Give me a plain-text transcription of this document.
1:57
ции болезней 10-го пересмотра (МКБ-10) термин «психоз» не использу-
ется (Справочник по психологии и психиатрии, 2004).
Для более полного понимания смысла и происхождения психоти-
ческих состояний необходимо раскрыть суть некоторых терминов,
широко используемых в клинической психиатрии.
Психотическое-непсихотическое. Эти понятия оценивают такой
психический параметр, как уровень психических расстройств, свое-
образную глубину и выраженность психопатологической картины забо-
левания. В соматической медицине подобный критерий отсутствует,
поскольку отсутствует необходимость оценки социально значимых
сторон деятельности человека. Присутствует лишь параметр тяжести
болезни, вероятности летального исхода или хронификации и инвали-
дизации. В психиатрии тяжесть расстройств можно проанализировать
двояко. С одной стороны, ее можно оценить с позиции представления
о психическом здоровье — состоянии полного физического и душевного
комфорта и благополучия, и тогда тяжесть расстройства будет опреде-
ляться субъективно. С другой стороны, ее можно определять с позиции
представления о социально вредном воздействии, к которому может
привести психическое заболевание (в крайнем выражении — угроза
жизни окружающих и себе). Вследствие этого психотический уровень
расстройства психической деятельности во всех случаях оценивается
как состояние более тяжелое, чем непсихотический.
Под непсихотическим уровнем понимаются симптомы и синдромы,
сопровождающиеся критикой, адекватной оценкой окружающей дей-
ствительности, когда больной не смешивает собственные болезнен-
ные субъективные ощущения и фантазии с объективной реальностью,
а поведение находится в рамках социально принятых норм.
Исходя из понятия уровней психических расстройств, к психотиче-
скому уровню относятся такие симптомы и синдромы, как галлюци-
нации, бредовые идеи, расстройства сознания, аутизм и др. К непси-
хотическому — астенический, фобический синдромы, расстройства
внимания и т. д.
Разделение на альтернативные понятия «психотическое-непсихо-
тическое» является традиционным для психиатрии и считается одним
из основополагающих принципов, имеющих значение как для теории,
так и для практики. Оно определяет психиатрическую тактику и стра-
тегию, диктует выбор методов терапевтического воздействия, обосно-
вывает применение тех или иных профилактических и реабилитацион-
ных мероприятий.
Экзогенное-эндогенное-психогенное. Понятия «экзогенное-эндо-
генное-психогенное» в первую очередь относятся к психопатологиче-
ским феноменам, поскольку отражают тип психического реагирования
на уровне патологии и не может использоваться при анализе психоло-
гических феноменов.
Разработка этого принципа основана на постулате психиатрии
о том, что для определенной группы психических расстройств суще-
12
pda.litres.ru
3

◆ ◆ ◆ ◆ ◆

WHAT TO PRODUCE → Write every line of the material above again, exactly.

WORKED ANSWER →
Give me a plain-text transcription of this document.
1:57
ции болезней 10-го пересмотра (МКБ-10) термин «психоз» не использу-
ется (Справочник по психологии и психиатрии, 2004).
Для более полного понимания смысла и происхождения психоти-
ческих состояний необходимо раскрыть суть некоторых терминов,
широко используемых в клинической психиатрии.
Психотическое-непсихотическое. Эти понятия оценивают такой
психический параметр, как уровень психических расстройств, свое-
образную глубину и выраженность психопатологической картины забо-
левания. В соматической медицине подобный критерий отсутствует,
поскольку отсутствует необходимость оценки социально значимых
сторон деятельности человека. Присутствует лишь параметр тяжести
болезни, вероятности летального исхода или хронификации и инвали-
дизации. В психиатрии тяжесть расстройств можно проанализировать
двояко. С одной стороны, ее можно оценить с позиции представления
о психическом здоровье — состоянии полного физического и душевного
комфорта и благополучия, и тогда тяжесть расстройства будет опреде-
ляться субъективно. С другой стороны, ее можно определять с позиции
представления о социально вредном воздействии, к которому может
привести психическое заболевание (в крайнем выражении — угроза
жизни окружающих и себе). Вследствие этого психотический уровень
расстройства психической деятельности во всех случаях оценивается
как состояние более тяжелое, чем непсихотический.
Под непсихотическим уровнем понимаются симптомы и синдромы,
сопровождающиеся критикой, адекватной оценкой окружающей дей-
ствительности, когда больной не смешивает собственные болезнен-
ные субъективные ощущения и фантазии с объективной реальностью,
а поведение находится в рамках социально принятых норм.
Исходя из понятия уровней психических расстройств, к психотиче-
скому уровню относятся такие симптомы и синдромы, как галлюци-
нации, бредовые идеи, расстройства сознания, аутизм и др. К непси-
хотическому — астенический, фобический синдромы, расстройства
внимания и т. д.
Разделение на альтернативные понятия «психотическое-непсихо-
тическое» является традиционным для психиатрии и считается одним
из основополагающих принципов, имеющих значение как для теории,
так и для практики. Оно определяет психиатрическую тактику и стра-
тегию, диктует выбор методов терапевтического воздействия, обосно-
вывает применение тех или иных профилактических и реабилитацион-
ных мероприятий.
Экзогенное-эндогенное-психогенное. Понятия «экзогенное-эндо-
генное-психогенное» в первую очередь относятся к психопатологиче-
ским феноменам, поскольку отражают тип психического реагирования
на уровне патологии и не может использоваться при анализе психоло-
гических феноменов.
Разработка этого принципа основана на постулате психиатрии
о том, что для определенной группы психических расстройств суще-
12
pda.litres.ru
3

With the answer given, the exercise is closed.